Given problem:
Filter the entries below, keeping every line that has the word "from".

Saved entries:
################

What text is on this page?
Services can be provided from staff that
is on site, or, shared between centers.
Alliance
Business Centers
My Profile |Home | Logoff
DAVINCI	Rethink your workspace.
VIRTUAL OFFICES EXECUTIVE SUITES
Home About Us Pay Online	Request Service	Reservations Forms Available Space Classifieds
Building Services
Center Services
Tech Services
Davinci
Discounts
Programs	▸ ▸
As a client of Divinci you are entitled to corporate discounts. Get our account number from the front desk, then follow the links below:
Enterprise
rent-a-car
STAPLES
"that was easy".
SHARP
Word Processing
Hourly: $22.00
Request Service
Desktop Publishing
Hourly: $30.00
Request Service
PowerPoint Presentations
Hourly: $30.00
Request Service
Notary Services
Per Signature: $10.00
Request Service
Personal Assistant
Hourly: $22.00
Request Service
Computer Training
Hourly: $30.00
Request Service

################

Right answer:
Services can be provided from staff that
As a client of Divinci you are entitled to corporate discounts. Get our account number from the front desk, then follow the links below:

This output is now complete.